● GOAL
Reproduce the material exactly, starting with its first line and ending with the line containing "column-rule — [284, 201, 285, 867]", both included.

● SUPPLIED DATA
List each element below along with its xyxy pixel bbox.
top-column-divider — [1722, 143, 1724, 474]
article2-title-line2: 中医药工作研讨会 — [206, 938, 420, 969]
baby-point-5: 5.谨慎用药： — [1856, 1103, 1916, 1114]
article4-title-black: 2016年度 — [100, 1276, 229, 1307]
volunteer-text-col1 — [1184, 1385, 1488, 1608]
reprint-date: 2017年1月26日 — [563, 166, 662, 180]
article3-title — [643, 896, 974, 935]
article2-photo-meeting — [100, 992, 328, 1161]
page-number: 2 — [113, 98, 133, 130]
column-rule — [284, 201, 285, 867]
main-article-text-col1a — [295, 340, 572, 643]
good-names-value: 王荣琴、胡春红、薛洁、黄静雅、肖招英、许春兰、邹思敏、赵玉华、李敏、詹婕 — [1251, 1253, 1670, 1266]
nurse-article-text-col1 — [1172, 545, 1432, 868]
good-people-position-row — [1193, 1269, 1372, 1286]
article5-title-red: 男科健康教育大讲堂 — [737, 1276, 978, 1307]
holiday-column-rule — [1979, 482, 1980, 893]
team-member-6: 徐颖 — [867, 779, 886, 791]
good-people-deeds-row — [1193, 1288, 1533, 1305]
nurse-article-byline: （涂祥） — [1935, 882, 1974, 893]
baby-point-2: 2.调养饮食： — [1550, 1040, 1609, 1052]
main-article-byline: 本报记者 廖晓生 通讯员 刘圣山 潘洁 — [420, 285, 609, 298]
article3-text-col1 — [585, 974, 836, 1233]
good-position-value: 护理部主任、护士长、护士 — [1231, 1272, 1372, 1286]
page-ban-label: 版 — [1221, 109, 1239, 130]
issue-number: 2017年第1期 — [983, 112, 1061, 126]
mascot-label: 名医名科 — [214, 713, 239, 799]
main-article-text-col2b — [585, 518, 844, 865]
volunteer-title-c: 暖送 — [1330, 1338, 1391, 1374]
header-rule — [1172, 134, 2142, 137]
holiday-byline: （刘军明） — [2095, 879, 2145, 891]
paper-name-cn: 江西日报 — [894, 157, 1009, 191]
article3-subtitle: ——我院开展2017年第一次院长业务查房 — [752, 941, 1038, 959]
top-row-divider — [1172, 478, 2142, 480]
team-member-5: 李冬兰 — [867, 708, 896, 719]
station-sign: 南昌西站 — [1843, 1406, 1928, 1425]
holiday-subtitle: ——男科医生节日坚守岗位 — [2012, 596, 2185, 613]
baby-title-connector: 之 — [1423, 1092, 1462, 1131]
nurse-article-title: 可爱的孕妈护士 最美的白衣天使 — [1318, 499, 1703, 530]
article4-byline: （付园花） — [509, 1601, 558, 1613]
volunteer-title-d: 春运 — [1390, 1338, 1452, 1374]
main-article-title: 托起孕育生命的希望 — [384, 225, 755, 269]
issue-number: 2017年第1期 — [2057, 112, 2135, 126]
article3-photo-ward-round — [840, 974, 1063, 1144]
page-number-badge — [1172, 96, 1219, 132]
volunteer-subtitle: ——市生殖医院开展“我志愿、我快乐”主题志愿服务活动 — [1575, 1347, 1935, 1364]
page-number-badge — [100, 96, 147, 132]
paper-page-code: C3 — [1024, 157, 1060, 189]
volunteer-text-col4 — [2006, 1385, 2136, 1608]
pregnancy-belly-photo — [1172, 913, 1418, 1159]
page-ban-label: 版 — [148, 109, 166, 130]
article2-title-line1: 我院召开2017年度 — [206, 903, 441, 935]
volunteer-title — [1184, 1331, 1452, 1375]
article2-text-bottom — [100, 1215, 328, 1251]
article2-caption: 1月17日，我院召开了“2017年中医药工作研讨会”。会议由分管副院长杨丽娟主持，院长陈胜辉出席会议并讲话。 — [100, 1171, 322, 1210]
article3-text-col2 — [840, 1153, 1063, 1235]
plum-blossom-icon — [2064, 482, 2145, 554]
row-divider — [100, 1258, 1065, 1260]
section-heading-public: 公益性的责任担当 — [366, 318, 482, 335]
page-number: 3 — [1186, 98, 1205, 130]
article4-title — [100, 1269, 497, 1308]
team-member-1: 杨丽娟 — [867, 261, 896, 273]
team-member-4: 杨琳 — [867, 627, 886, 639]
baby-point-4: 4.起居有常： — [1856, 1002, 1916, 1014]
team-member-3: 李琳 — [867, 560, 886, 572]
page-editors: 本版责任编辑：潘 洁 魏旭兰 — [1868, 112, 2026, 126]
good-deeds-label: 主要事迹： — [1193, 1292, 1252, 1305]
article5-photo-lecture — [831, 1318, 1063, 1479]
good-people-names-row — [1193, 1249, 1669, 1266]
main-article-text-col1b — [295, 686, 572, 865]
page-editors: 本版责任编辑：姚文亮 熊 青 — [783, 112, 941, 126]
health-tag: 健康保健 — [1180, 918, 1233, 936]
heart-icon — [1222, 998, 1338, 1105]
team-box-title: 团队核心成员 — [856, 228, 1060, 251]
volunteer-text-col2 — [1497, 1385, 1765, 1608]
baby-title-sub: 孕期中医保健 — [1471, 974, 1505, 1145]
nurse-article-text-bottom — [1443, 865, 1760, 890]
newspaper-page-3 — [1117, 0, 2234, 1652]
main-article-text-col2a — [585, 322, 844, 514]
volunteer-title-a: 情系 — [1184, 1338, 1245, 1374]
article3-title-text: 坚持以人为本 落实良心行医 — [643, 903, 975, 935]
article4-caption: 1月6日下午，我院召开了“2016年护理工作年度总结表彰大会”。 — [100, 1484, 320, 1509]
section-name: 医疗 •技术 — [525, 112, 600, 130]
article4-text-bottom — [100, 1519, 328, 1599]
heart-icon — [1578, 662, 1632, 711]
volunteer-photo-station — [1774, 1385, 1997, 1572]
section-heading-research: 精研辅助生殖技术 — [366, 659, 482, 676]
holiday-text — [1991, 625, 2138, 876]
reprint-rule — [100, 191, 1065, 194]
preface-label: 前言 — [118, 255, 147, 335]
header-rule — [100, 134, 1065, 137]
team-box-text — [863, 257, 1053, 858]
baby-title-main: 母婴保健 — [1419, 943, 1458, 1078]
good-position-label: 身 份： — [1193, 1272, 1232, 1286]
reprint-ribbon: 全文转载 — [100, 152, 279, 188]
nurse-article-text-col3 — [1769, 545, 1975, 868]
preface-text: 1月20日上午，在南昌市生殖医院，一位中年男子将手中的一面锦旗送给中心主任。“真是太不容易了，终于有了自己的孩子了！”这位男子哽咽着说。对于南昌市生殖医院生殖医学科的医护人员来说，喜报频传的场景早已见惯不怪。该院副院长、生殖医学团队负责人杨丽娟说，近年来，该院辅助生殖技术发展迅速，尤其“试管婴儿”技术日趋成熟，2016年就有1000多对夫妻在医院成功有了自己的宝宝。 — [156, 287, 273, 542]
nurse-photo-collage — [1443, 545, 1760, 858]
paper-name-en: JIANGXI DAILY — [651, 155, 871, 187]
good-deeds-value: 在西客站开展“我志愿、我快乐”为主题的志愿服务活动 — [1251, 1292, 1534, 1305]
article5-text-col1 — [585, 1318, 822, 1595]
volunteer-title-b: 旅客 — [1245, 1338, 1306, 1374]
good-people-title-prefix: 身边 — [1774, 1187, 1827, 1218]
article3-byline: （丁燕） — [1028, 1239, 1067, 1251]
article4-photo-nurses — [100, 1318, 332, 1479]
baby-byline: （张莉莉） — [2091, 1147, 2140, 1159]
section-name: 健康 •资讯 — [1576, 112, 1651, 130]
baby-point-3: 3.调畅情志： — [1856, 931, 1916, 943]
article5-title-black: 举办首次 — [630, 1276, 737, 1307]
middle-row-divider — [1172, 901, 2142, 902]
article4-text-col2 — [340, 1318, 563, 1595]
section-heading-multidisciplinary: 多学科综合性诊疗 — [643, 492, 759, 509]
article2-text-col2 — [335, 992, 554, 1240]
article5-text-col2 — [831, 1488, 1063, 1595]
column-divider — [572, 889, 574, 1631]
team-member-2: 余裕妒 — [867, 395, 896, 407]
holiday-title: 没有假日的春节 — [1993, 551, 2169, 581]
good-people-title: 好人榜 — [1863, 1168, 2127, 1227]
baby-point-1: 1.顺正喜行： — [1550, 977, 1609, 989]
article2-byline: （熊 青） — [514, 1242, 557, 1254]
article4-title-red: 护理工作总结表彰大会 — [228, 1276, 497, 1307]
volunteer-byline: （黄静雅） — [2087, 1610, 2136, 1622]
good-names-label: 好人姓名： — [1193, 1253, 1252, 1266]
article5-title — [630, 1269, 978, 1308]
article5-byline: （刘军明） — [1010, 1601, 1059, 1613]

● RESULT OF THIS EXERCISE
List each element below along with its xyxy pixel bbox.
top-column-divider — [1722, 143, 1724, 474]
article2-title-line2: 中医药工作研讨会 — [206, 938, 420, 969]
baby-point-5: 5.谨慎用药： — [1856, 1103, 1916, 1114]
article4-title-black: 2016年度 — [100, 1276, 229, 1307]
volunteer-text-col1 — [1184, 1385, 1488, 1608]
reprint-date: 2017年1月26日 — [563, 166, 662, 180]
article3-title — [643, 896, 974, 935]
article2-photo-meeting — [100, 992, 328, 1161]
page-number: 2 — [113, 98, 133, 130]
column-rule — [284, 201, 285, 867]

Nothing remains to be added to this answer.